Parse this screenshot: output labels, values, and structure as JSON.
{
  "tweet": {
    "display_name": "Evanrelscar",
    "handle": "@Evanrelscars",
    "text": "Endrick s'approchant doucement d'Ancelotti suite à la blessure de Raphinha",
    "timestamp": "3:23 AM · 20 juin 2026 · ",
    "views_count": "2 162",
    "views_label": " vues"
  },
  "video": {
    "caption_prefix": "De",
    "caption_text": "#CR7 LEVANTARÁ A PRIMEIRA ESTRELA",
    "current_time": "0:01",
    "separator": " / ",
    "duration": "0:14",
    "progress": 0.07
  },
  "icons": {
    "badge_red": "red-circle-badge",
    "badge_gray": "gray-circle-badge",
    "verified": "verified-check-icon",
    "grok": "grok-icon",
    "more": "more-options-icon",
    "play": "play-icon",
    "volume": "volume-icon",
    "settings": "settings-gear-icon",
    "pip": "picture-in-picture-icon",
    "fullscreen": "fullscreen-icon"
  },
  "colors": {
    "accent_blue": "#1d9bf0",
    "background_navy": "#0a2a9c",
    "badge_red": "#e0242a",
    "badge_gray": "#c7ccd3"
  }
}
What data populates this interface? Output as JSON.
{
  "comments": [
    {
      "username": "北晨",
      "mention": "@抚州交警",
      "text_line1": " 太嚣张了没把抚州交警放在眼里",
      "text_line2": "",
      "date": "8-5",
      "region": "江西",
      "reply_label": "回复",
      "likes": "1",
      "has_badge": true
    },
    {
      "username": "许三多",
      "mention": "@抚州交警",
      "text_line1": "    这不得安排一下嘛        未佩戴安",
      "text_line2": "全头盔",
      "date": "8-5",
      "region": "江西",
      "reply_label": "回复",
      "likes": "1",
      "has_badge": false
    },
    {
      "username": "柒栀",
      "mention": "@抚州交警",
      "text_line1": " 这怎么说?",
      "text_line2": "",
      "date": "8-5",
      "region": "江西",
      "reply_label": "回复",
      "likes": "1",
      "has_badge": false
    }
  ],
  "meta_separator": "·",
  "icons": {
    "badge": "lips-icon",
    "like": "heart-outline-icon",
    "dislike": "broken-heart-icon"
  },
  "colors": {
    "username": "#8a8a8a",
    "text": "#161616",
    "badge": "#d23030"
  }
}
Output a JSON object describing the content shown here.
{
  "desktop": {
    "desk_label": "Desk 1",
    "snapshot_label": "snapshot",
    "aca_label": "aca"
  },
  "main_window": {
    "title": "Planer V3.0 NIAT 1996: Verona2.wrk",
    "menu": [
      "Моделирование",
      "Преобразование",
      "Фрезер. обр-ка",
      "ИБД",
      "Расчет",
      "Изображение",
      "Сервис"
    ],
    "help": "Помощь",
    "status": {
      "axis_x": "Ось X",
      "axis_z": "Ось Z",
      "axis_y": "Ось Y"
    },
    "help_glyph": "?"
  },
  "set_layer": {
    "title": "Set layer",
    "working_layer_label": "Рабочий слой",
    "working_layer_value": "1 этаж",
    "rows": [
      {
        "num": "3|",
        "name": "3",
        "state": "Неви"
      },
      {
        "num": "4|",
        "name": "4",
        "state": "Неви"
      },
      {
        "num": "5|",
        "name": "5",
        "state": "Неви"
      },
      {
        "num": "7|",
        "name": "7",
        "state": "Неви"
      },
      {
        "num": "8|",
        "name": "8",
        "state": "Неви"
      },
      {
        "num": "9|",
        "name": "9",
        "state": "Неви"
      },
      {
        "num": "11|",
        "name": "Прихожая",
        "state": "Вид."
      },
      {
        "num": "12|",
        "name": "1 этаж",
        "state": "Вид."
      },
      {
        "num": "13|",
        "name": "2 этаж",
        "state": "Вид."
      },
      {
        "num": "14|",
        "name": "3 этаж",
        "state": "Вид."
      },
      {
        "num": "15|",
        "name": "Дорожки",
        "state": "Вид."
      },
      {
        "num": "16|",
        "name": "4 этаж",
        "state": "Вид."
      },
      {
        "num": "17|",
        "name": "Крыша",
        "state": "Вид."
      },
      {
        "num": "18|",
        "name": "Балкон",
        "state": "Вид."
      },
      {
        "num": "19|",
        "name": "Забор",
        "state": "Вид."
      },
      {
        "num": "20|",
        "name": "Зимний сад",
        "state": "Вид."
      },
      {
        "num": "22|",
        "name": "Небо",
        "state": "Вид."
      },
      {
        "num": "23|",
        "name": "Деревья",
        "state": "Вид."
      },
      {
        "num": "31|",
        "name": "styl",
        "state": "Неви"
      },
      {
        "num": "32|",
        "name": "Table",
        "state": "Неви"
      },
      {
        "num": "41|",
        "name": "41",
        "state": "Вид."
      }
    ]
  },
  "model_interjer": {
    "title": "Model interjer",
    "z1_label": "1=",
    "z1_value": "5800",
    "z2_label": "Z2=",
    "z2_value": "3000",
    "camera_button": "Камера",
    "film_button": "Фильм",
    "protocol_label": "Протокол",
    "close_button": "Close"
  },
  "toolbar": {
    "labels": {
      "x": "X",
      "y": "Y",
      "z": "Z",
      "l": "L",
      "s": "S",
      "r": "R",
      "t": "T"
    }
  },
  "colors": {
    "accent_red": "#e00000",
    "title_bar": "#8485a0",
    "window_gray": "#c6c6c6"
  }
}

════════════════

Retype all the material above precisely, with no line left out.

Parse this screenshot: output labels, values, and structure as JSON.
{
  "tweet": {
    "display_name": "Evanrelscar",
    "handle": "@Evanrelscars",
    "text": "Endrick s'approchant doucement d'Ancelotti suite à la blessure de Raphinha",
    "timestamp": "3:23 AM · 20 juin 2026 · ",
    "views_count": "2 162",
    "views_label": " vues"
  },
  "video": {
    "caption_prefix": "De",
    "caption_text": "#CR7 LEVANTARÁ A PRIMEIRA ESTRELA",
    "current_time": "0:01",
    "separator": " / ",
    "duration": "0:14",
    "progress": 0.07
  },
  "icons": {
    "badge_red": "red-circle-badge",
    "badge_gray": "gray-circle-badge",
    "verified": "verified-check-icon",
    "grok": "grok-icon",
    "more": "more-options-icon",
    "play": "play-icon",
    "volume": "volume-icon",
    "settings": "settings-gear-icon",
    "pip": "picture-in-picture-icon",
    "fullscreen": "fullscreen-icon"
  },
  "colors": {
    "accent_blue": "#1d9bf0",
    "background_navy": "#0a2a9c",
    "badge_red": "#e0242a",
    "badge_gray": "#c7ccd3"
  }
}
What data populates this interface? Output as JSON.
{
  "comments": [
    {
      "username": "北晨",
      "mention": "@抚州交警",
      "text_line1": " 太嚣张了没把抚州交警放在眼里",
      "text_line2": "",
      "date": "8-5",
      "region": "江西",
      "reply_label": "回复",
      "likes": "1",
      "has_badge": true
    },
    {
      "username": "许三多",
      "mention": "@抚州交警",
      "text_line1": "    这不得安排一下嘛        未佩戴安",
      "text_line2": "全头盔",
      "date": "8-5",
      "region": "江西",
      "reply_label": "回复",
      "likes": "1",
      "has_badge": false
    },
    {
      "username": "柒栀",
      "mention": "@抚州交警",
      "text_line1": " 这怎么说?",
      "text_line2": "",
      "date": "8-5",
      "region": "江西",
      "reply_label": "回复",
      "likes": "1",
      "has_badge": false
    }
  ],
  "meta_separator": "·",
  "icons": {
    "badge": "lips-icon",
    "like": "heart-outline-icon",
    "dislike": "broken-heart-icon"
  },
  "colors": {
    "username": "#8a8a8a",
    "text": "#161616",
    "badge": "#d23030"
  }
}
Output a JSON object describing the content shown here.
{
  "desktop": {
    "desk_label": "Desk 1",
    "snapshot_label": "snapshot",
    "aca_label": "aca"
  },
  "main_window": {
    "title": "Planer V3.0 NIAT 1996: Verona2.wrk",
    "menu": [
      "Моделирование",
      "Преобразование",
      "Фрезер. обр-ка",
      "ИБД",
      "Расчет",
      "Изображение",
      "Сервис"
    ],
    "help": "Помощь",
    "status": {
      "axis_x": "Ось X",
      "axis_z": "Ось Z",
      "axis_y": "Ось Y"
    },
    "help_glyph": "?"
  },
  "set_layer": {
    "title": "Set layer",
    "working_layer_label": "Рабочий слой",
    "working_layer_value": "1 этаж",
    "rows": [
      {
        "num": "3|",
        "name": "3",
        "state": "Неви"
      },
      {
        "num": "4|",
        "name": "4",
        "state": "Неви"
      },
      {
        "num": "5|",
        "name": "5",
        "state": "Неви"
      },
      {
        "num": "7|",
        "name": "7",
        "state": "Неви"
      },
      {
        "num": "8|",
        "name": "8",
        "state": "Неви"
      },
      {
        "num": "9|",
        "name": "9",
        "state": "Неви"
      },
      {
        "num": "11|",
        "name": "Прихожая",
        "state": "Вид."
      },
      {
        "num": "12|",
        "name": "1 этаж",
        "state": "Вид."
      },
      {
        "num": "13|",
        "name": "2 этаж",
        "state": "Вид."
      },
      {
        "num": "14|",
        "name": "3 этаж",
        "state": "Вид."
      },
      {
        "num": "15|",
        "name": "Дорожки",
        "state": "Вид."
      },
      {
        "num": "16|",
        "name": "4 этаж",
        "state": "Вид."
      },
      {
        "num": "17|",
        "name": "Крыша",
        "state": "Вид."
      },
      {
        "num": "18|",
        "name": "Балкон",
        "state": "Вид."
      },
      {
        "num": "19|",
        "name": "Забор",
        "state": "Вид."
      },
      {
        "num": "20|",
        "name": "Зимний сад",
        "state": "Вид."
      },
      {
        "num": "22|",
        "name": "Небо",
        "state": "Вид."
      },
      {
        "num": "23|",
        "name": "Деревья",
        "state": "Вид."
      },
      {
        "num": "31|",
        "name": "styl",
        "state": "Неви"
      },
      {
        "num": "32|",
        "name": "Table",
        "state": "Неви"
      },
      {
        "num": "41|",
        "name": "41",
        "state": "Вид."
      }
    ]
  },
  "model_interjer": {
    "title": "Model interjer",
    "z1_label": "1=",
    "z1_value": "5800",
    "z2_label": "Z2=",
    "z2_value": "3000",
    "camera_button": "Камера",
    "film_button": "Фильм",
    "protocol_label": "Протокол",
    "close_button": "Close"
  },
  "toolbar": {
    "labels": {
      "x": "X",
      "y": "Y",
      "z": "Z",
      "l": "L",
      "s": "S",
      "r": "R",
      "t": "T"
    }
  },
  "colors": {
    "accent_red": "#e00000",
    "title_bar": "#8485a0",
    "window_gray": "#c6c6c6"
  }
}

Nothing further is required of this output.